* Given task *
Search the listing for the string "SDTVAR" and copy every line that contains it.

* Data entries for graphics *
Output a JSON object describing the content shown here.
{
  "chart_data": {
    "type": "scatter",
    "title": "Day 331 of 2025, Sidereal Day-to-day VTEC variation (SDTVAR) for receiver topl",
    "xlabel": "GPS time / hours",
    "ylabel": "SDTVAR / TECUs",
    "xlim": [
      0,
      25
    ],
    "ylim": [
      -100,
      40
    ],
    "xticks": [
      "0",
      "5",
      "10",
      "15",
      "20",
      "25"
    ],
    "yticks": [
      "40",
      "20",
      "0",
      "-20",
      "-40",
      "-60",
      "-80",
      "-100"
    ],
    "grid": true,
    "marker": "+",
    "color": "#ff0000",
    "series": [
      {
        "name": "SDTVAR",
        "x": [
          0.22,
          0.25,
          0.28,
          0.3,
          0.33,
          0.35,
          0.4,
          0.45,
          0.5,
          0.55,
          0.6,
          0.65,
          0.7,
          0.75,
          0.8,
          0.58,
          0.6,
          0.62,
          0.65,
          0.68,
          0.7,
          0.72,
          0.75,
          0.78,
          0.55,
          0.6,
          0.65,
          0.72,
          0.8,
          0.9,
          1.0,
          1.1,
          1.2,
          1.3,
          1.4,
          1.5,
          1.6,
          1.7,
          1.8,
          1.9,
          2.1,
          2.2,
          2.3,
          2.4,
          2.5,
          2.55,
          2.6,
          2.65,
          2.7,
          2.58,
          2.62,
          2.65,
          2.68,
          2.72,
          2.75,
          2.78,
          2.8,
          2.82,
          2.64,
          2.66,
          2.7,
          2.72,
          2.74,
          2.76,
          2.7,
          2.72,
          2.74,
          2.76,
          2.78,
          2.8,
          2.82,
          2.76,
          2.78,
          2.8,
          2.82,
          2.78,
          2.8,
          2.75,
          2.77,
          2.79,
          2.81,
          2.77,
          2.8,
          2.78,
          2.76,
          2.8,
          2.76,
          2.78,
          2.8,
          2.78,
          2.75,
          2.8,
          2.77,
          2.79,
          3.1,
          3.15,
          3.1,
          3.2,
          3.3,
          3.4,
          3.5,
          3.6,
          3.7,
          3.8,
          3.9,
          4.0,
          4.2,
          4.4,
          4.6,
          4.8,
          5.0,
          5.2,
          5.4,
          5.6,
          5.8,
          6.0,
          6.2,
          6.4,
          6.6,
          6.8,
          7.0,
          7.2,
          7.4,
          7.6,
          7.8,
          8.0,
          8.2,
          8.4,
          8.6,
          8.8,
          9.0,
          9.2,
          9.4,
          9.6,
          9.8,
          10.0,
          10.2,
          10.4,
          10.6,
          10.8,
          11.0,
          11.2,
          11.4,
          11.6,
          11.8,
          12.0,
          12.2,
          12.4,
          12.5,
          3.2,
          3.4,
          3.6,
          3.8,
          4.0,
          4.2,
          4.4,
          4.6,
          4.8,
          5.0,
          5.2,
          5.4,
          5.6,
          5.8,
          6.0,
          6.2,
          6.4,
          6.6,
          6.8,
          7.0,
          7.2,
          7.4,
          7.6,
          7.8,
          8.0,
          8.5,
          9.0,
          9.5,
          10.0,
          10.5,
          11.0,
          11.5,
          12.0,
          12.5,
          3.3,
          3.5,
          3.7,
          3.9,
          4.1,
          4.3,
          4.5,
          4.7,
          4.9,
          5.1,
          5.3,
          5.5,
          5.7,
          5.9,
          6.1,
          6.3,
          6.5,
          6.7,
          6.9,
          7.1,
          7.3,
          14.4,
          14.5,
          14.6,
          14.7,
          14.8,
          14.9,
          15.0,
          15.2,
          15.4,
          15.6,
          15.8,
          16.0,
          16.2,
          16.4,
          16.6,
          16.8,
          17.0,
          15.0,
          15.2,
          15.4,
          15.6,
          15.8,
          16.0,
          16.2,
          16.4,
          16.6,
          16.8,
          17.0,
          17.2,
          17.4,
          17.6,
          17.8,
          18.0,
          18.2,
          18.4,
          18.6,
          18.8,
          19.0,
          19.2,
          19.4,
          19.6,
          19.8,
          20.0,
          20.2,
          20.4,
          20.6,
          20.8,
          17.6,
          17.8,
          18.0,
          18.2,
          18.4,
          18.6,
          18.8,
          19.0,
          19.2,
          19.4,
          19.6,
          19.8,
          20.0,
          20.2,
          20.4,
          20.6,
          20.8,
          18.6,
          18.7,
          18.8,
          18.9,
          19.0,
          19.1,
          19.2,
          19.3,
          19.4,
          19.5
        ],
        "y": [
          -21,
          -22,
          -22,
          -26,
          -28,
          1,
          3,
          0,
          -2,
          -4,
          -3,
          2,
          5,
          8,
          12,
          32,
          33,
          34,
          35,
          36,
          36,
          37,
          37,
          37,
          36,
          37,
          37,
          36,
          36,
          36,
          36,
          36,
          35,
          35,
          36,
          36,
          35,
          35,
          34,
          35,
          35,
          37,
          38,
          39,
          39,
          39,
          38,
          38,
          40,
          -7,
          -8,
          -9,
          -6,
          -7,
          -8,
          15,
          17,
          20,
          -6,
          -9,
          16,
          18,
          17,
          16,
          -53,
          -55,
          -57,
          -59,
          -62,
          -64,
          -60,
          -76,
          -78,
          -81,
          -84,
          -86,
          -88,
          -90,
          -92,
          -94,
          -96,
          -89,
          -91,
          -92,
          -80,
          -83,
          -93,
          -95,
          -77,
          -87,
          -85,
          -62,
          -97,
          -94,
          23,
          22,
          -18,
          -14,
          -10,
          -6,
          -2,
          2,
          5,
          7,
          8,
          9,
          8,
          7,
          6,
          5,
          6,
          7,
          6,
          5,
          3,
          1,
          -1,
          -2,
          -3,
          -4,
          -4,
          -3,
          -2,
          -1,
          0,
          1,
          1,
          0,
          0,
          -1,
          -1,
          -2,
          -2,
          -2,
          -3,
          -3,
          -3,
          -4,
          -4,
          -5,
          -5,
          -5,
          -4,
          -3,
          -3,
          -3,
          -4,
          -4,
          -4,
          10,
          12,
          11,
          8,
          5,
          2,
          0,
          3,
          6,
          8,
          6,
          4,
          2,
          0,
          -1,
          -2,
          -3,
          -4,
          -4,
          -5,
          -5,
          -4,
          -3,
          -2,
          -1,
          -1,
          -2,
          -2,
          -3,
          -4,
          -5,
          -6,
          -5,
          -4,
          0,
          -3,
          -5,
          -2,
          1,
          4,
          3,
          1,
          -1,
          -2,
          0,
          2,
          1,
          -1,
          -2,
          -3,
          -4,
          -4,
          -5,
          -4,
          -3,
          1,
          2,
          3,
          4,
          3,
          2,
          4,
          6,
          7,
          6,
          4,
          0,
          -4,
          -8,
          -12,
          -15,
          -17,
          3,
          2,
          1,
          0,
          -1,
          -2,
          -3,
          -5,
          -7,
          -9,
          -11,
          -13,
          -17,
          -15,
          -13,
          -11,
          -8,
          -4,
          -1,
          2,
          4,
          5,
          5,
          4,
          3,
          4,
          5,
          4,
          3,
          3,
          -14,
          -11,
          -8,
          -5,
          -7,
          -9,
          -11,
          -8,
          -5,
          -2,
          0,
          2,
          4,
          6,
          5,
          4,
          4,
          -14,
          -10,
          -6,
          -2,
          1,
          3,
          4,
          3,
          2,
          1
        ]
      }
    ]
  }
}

* Written answer *
    "title": "Day 331 of 2025, Sidereal Day-to-day VTEC variation (SDTVAR) for receiver topl",
    "ylabel": "SDTVAR / TECUs",
        "name": "SDTVAR",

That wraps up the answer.